(DESCRIPTION OF THE TASK) Every entry must be given again exactly.

(PROVIDED RECORDS)
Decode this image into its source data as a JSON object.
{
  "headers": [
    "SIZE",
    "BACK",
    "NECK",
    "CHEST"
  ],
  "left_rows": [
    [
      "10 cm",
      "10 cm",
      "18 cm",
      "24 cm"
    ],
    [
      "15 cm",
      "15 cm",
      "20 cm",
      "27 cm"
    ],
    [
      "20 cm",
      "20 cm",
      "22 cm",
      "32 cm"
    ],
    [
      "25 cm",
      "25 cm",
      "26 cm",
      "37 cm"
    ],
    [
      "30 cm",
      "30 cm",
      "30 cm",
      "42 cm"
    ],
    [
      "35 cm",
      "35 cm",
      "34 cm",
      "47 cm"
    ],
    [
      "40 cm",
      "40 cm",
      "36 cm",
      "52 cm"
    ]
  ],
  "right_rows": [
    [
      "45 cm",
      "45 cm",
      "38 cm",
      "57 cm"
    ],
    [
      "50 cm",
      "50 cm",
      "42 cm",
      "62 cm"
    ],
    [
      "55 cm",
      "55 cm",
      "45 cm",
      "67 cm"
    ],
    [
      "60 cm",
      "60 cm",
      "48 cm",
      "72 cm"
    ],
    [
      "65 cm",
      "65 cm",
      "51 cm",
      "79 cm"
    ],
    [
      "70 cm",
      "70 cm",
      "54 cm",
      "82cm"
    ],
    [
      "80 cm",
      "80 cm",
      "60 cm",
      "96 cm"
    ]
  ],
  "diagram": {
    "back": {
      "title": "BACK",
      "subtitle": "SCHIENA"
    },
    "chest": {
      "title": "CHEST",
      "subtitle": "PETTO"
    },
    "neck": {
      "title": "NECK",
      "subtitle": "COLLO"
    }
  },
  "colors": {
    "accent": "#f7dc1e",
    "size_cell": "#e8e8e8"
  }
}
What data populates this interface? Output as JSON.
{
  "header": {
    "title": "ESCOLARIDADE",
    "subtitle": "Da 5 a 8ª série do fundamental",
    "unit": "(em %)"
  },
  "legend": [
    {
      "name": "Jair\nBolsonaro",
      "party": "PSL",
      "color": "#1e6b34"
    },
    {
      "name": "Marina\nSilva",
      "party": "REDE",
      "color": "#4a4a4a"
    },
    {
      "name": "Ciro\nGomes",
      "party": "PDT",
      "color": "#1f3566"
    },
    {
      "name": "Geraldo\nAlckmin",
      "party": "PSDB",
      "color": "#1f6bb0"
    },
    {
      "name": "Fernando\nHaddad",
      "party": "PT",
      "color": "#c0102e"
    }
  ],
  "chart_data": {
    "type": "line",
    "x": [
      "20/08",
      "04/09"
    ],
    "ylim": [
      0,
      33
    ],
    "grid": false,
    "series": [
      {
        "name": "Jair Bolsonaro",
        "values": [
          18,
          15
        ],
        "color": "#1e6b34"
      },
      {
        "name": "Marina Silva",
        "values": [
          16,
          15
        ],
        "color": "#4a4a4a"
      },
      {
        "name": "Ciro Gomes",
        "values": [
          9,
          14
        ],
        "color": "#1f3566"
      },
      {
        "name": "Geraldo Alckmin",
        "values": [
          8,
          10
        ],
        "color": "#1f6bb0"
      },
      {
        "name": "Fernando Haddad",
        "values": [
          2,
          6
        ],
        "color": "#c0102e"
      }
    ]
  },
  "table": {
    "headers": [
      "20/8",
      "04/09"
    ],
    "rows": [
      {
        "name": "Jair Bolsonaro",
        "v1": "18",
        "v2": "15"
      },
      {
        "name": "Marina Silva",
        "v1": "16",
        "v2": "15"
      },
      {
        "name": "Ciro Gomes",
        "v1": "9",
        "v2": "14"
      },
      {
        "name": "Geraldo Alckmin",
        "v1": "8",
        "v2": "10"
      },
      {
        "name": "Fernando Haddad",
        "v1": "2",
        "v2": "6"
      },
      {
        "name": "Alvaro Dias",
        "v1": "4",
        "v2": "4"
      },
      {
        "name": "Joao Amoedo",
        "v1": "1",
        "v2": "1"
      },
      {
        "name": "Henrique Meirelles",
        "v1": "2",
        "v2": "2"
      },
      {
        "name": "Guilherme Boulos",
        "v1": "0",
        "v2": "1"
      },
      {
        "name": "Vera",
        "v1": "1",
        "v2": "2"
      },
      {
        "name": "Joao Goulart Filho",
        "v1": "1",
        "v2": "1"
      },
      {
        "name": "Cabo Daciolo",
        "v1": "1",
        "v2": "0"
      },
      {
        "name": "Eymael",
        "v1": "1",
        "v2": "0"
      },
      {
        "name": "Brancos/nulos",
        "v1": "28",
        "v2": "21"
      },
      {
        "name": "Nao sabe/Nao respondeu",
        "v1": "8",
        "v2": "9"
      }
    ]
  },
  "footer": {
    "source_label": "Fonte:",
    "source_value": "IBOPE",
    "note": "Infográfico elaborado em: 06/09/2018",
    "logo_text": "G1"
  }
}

(ANSWER BELOW)
Decode this image into its source data as a JSON object.
{
  "headers": [
    "SIZE",
    "BACK",
    "NECK",
    "CHEST"
  ],
  "left_rows": [
    [
      "10 cm",
      "10 cm",
      "18 cm",
      "24 cm"
    ],
    [
      "15 cm",
      "15 cm",
      "20 cm",
      "27 cm"
    ],
    [
      "20 cm",
      "20 cm",
      "22 cm",
      "32 cm"
    ],
    [
      "25 cm",
      "25 cm",
      "26 cm",
      "37 cm"
    ],
    [
      "30 cm",
      "30 cm",
      "30 cm",
      "42 cm"
    ],
    [
      "35 cm",
      "35 cm",
      "34 cm",
      "47 cm"
    ],
    [
      "40 cm",
      "40 cm",
      "36 cm",
      "52 cm"
    ]
  ],
  "right_rows": [
    [
      "45 cm",
      "45 cm",
      "38 cm",
      "57 cm"
    ],
    [
      "50 cm",
      "50 cm",
      "42 cm",
      "62 cm"
    ],
    [
      "55 cm",
      "55 cm",
      "45 cm",
      "67 cm"
    ],
    [
      "60 cm",
      "60 cm",
      "48 cm",
      "72 cm"
    ],
    [
      "65 cm",
      "65 cm",
      "51 cm",
      "79 cm"
    ],
    [
      "70 cm",
      "70 cm",
      "54 cm",
      "82cm"
    ],
    [
      "80 cm",
      "80 cm",
      "60 cm",
      "96 cm"
    ]
  ],
  "diagram": {
    "back": {
      "title": "BACK",
      "subtitle": "SCHIENA"
    },
    "chest": {
      "title": "CHEST",
      "subtitle": "PETTO"
    },
    "neck": {
      "title": "NECK",
      "subtitle": "COLLO"
    }
  },
  "colors": {
    "accent": "#f7dc1e",
    "size_cell": "#e8e8e8"
  }
}
What data populates this interface? Output as JSON.
{
  "header": {
    "title": "ESCOLARIDADE",
    "subtitle": "Da 5 a 8ª série do fundamental",
    "unit": "(em %)"
  },
  "legend": [
    {
      "name": "Jair\nBolsonaro",
      "party": "PSL",
      "color": "#1e6b34"
    },
    {
      "name": "Marina\nSilva",
      "party": "REDE",
      "color": "#4a4a4a"
    },
    {
      "name": "Ciro\nGomes",
      "party": "PDT",
      "color": "#1f3566"
    },
    {
      "name": "Geraldo\nAlckmin",
      "party": "PSDB",
      "color": "#1f6bb0"
    },
    {
      "name": "Fernando\nHaddad",
      "party": "PT",
      "color": "#c0102e"
    }
  ],
  "chart_data": {
    "type": "line",
    "x": [
      "20/08",
      "04/09"
    ],
    "ylim": [
      0,
      33
    ],
    "grid": false,
    "series": [
      {
        "name": "Jair Bolsonaro",
        "values": [
          18,
          15
        ],
        "color": "#1e6b34"
      },
      {
        "name": "Marina Silva",
        "values": [
          16,
          15
        ],
        "color": "#4a4a4a"
      },
      {
        "name": "Ciro Gomes",
        "values": [
          9,
          14
        ],
        "color": "#1f3566"
      },
      {
        "name": "Geraldo Alckmin",
        "values": [
          8,
          10
        ],
        "color": "#1f6bb0"
      },
      {
        "name": "Fernando Haddad",
        "values": [
          2,
          6
        ],
        "color": "#c0102e"
      }
    ]
  },
  "table": {
    "headers": [
      "20/8",
      "04/09"
    ],
    "rows": [
      {
        "name": "Jair Bolsonaro",
        "v1": "18",
        "v2": "15"
      },
      {
        "name": "Marina Silva",
        "v1": "16",
        "v2": "15"
      },
      {
        "name": "Ciro Gomes",
        "v1": "9",
        "v2": "14"
      },
      {
        "name": "Geraldo Alckmin",
        "v1": "8",
        "v2": "10"
      },
      {
        "name": "Fernando Haddad",
        "v1": "2",
        "v2": "6"
      },
      {
        "name": "Alvaro Dias",
        "v1": "4",
        "v2": "4"
      },
      {
        "name": "Joao Amoedo",
        "v1": "1",
        "v2": "1"
      },
      {
        "name": "Henrique Meirelles",
        "v1": "2",
        "v2": "2"
      },
      {
        "name": "Guilherme Boulos",
        "v1": "0",
        "v2": "1"
      },
      {
        "name": "Vera",
        "v1": "1",
        "v2": "2"
      },
      {
        "name": "Joao Goulart Filho",
        "v1": "1",
        "v2": "1"
      },
      {
        "name": "Cabo Daciolo",
        "v1": "1",
        "v2": "0"
      },
      {
        "name": "Eymael",
        "v1": "1",
        "v2": "0"
      },
      {
        "name": "Brancos/nulos",
        "v1": "28",
        "v2": "21"
      },
      {
        "name": "Nao sabe/Nao respondeu",
        "v1": "8",
        "v2": "9"
      }
    ]
  },
  "footer": {
    "source_label": "Fonte:",
    "source_value": "IBOPE",
    "note": "Infográfico elaborado em: 06/09/2018",
    "logo_text": "G1"
  }
}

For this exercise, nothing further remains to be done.